── Stored data

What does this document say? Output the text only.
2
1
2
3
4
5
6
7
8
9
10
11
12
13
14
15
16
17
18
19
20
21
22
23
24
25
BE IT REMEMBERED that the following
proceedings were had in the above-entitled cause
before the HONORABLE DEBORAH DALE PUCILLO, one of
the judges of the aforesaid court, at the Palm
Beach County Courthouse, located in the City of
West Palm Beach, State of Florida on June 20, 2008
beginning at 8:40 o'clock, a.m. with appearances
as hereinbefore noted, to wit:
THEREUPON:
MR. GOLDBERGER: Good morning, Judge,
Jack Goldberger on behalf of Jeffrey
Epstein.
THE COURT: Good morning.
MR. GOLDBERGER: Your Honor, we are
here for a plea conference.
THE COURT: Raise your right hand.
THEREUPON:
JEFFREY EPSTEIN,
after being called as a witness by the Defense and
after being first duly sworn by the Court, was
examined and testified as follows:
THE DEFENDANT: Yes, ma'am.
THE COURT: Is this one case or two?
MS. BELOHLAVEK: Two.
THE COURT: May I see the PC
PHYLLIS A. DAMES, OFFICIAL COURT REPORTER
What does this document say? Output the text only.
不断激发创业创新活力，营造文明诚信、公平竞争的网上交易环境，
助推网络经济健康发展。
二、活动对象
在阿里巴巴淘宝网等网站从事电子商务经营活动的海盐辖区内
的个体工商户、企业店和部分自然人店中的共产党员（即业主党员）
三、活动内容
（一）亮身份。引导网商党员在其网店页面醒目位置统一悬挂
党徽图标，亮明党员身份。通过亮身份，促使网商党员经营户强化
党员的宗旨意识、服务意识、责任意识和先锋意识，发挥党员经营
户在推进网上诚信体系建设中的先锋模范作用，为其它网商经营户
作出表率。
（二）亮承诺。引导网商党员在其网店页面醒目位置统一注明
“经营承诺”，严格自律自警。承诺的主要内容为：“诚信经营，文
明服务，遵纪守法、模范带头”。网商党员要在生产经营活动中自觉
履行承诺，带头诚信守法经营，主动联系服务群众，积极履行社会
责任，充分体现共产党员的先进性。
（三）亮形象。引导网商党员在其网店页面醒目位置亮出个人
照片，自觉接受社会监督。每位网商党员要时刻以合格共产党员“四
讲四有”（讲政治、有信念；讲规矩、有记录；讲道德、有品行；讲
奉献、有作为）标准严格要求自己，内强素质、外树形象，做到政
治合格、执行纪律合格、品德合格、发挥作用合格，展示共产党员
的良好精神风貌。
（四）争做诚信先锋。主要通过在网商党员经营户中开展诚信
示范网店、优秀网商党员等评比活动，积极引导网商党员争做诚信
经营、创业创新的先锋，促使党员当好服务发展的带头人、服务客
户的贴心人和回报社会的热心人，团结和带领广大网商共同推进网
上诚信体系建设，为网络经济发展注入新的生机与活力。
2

────

_Set exercise_:
Copy out each line of the entries that holds "Beach".

_Result_:
Beach County Courthouse, located in the City of
West Palm Beach, State of Florida on June 20, 2008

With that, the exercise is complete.